begin

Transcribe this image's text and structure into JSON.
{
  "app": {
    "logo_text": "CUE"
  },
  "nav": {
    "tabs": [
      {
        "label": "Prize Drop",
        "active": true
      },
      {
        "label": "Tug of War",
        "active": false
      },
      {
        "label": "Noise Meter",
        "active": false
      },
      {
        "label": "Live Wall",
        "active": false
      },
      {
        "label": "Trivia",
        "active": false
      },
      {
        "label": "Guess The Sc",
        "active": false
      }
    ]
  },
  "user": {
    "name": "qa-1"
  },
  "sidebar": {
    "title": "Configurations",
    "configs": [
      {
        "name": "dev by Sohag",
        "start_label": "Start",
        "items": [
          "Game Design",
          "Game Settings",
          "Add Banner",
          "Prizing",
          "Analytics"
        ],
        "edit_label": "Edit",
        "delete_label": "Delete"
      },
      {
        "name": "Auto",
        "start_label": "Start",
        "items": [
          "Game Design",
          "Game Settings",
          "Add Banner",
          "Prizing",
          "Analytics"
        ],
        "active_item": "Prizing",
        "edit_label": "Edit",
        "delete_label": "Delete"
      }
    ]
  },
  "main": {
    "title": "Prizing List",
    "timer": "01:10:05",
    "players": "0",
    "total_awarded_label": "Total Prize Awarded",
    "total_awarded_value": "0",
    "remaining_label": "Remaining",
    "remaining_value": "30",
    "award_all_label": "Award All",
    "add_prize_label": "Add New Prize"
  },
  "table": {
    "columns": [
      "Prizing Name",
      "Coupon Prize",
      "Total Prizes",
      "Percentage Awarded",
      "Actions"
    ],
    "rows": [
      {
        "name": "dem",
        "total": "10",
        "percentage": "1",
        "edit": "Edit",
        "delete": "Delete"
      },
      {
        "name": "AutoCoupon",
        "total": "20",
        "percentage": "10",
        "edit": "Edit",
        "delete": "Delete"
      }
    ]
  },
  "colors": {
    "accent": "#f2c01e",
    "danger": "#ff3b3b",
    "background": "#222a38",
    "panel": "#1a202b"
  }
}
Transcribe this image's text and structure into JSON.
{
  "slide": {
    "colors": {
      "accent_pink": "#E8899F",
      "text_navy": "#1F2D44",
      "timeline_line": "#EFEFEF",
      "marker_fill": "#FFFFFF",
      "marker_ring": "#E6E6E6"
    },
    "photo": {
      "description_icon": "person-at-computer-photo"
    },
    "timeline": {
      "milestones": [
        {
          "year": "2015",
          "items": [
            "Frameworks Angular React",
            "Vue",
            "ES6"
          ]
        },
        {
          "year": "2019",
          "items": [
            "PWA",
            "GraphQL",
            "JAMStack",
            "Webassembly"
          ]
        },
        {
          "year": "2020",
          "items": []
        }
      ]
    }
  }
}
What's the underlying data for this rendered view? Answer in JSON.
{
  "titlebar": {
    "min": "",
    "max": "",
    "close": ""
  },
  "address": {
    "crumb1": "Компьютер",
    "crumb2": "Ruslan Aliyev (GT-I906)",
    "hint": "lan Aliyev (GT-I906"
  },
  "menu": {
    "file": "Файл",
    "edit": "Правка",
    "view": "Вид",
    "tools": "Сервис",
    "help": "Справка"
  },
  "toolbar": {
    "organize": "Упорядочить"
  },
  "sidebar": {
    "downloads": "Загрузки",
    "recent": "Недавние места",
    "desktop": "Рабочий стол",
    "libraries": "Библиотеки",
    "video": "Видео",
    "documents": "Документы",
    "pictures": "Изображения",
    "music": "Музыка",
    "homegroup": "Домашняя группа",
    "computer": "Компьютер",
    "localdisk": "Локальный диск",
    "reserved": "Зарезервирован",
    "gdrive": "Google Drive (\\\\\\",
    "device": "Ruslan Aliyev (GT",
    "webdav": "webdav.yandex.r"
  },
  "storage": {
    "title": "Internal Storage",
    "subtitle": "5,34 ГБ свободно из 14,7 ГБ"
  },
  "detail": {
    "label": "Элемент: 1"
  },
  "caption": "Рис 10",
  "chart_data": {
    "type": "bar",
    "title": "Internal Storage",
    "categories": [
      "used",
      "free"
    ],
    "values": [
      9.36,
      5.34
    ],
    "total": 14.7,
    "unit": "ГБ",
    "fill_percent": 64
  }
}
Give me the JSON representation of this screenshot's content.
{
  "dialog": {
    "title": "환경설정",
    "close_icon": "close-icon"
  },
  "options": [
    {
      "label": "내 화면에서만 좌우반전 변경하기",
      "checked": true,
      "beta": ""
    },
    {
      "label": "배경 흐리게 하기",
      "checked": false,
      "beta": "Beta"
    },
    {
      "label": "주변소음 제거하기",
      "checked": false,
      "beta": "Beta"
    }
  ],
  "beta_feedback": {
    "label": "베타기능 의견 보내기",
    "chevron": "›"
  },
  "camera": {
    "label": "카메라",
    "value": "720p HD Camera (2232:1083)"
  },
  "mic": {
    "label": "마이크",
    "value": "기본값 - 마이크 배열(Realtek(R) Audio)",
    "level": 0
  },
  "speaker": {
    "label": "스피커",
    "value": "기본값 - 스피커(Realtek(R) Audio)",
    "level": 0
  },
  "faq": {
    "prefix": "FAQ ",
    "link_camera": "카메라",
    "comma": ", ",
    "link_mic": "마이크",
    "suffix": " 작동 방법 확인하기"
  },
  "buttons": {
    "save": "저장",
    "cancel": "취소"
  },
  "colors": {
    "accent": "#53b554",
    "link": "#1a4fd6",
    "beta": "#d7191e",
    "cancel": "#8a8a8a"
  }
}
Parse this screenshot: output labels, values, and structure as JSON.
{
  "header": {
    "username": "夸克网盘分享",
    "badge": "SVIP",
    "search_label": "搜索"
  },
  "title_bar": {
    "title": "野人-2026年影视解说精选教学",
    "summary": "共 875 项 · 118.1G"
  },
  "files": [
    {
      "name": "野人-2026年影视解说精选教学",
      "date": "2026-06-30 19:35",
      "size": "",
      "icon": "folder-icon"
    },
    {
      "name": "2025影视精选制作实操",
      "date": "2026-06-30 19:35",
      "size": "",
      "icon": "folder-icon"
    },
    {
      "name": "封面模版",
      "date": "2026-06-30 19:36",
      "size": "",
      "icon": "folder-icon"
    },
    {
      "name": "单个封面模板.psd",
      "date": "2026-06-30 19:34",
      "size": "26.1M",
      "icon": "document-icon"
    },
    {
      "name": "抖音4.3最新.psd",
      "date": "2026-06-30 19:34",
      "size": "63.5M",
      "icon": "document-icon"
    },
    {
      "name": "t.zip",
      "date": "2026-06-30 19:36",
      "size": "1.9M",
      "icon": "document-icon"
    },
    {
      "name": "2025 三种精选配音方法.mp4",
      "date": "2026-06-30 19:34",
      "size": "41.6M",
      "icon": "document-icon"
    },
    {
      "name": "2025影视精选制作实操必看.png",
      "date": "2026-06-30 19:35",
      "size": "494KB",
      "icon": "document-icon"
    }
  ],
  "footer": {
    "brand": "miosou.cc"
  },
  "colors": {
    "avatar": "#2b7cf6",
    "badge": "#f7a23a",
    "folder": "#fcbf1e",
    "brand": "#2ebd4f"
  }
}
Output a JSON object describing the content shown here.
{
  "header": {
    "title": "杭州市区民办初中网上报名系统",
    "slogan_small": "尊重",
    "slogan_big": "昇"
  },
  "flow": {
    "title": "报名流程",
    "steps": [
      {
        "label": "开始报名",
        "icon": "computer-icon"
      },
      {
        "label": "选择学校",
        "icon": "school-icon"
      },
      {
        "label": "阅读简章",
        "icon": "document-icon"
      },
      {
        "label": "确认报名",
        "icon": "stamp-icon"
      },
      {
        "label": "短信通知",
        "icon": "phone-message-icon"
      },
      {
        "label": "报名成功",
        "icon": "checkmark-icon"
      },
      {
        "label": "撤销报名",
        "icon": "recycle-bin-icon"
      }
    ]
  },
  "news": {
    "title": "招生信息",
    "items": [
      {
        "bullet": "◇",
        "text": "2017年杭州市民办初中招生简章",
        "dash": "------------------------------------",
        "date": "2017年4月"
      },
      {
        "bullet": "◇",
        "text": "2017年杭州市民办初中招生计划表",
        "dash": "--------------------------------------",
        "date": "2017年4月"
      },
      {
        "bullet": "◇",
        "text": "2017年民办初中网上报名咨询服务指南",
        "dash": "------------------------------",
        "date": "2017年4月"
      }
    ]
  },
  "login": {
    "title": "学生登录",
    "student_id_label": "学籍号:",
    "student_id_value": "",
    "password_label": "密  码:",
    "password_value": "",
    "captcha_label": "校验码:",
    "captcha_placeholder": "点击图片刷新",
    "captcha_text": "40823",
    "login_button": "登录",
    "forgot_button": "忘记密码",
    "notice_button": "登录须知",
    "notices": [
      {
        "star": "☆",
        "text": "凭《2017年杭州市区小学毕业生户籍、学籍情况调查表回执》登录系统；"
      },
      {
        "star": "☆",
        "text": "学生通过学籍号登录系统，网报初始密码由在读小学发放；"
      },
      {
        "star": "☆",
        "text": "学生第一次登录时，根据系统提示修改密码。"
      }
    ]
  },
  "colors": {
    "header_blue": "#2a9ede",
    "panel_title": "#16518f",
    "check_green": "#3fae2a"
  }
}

end

_Short exercise:_
Take every line from the records above that has the word "Компьютер" and copy it.

_Result of this task:_
    "crumb1": "Компьютер",
    "computer": "Компьютер",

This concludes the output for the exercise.